- _Short problem_: Output all records precisely as written.

--- Start Supplied data ---

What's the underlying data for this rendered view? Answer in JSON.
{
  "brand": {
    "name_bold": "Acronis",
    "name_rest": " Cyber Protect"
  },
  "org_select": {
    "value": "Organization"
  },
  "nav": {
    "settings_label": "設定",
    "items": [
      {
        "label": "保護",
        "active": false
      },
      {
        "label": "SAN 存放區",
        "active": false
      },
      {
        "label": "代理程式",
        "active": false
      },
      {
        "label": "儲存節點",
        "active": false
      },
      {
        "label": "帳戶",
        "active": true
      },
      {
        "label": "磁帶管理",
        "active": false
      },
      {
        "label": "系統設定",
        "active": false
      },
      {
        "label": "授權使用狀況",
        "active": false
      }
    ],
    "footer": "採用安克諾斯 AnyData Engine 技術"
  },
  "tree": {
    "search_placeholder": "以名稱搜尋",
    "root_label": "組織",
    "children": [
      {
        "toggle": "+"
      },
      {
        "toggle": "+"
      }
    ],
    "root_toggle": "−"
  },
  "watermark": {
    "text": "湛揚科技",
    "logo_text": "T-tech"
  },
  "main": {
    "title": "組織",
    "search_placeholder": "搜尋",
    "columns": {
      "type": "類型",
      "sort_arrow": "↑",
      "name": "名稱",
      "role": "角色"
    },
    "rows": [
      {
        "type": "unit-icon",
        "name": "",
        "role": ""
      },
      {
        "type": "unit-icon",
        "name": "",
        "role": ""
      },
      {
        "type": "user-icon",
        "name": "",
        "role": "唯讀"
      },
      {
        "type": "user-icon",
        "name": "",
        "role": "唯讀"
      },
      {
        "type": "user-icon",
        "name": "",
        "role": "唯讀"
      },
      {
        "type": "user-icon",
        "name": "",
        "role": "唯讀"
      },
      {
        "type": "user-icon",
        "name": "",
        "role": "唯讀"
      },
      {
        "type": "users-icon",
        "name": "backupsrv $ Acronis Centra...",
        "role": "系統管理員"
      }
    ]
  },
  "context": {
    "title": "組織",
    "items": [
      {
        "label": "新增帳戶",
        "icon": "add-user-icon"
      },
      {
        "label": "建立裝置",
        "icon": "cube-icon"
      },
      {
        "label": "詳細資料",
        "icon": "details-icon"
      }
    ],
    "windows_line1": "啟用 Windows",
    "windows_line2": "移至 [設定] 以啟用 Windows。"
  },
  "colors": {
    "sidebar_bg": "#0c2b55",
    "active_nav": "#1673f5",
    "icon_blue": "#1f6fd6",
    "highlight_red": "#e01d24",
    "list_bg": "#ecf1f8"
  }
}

--- End Supplied data ---

- _Output below_:
What's the underlying data for this rendered view? Answer in JSON.
{
  "brand": {
    "name_bold": "Acronis",
    "name_rest": " Cyber Protect"
  },
  "org_select": {
    "value": "Organization"
  },
  "nav": {
    "settings_label": "設定",
    "items": [
      {
        "label": "保護",
        "active": false
      },
      {
        "label": "SAN 存放區",
        "active": false
      },
      {
        "label": "代理程式",
        "active": false
      },
      {
        "label": "儲存節點",
        "active": false
      },
      {
        "label": "帳戶",
        "active": true
      },
      {
        "label": "磁帶管理",
        "active": false
      },
      {
        "label": "系統設定",
        "active": false
      },
      {
        "label": "授權使用狀況",
        "active": false
      }
    ],
    "footer": "採用安克諾斯 AnyData Engine 技術"
  },
  "tree": {
    "search_placeholder": "以名稱搜尋",
    "root_label": "組織",
    "children": [
      {
        "toggle": "+"
      },
      {
        "toggle": "+"
      }
    ],
    "root_toggle": "−"
  },
  "watermark": {
    "text": "湛揚科技",
    "logo_text": "T-tech"
  },
  "main": {
    "title": "組織",
    "search_placeholder": "搜尋",
    "columns": {
      "type": "類型",
      "sort_arrow": "↑",
      "name": "名稱",
      "role": "角色"
    },
    "rows": [
      {
        "type": "unit-icon",
        "name": "",
        "role": ""
      },
      {
        "type": "unit-icon",
        "name": "",
        "role": ""
      },
      {
        "type": "user-icon",
        "name": "",
        "role": "唯讀"
      },
      {
        "type": "user-icon",
        "name": "",
        "role": "唯讀"
      },
      {
        "type": "user-icon",
        "name": "",
        "role": "唯讀"
      },
      {
        "type": "user-icon",
        "name": "",
        "role": "唯讀"
      },
      {
        "type": "user-icon",
        "name": "",
        "role": "唯讀"
      },
      {
        "type": "users-icon",
        "name": "backupsrv $ Acronis Centra...",
        "role": "系統管理員"
      }
    ]
  },
  "context": {
    "title": "組織",
    "items": [
      {
        "label": "新增帳戶",
        "icon": "add-user-icon"
      },
      {
        "label": "建立裝置",
        "icon": "cube-icon"
      },
      {
        "label": "詳細資料",
        "icon": "details-icon"
      }
    ],
    "windows_line1": "啟用 Windows",
    "windows_line2": "移至 [設定] 以啟用 Windows。"
  },
  "colors": {
    "sidebar_bg": "#0c2b55",
    "active_nav": "#1673f5",
    "icon_blue": "#1f6fd6",
    "highlight_red": "#e01d24",
    "list_bg": "#ecf1f8"
  }
}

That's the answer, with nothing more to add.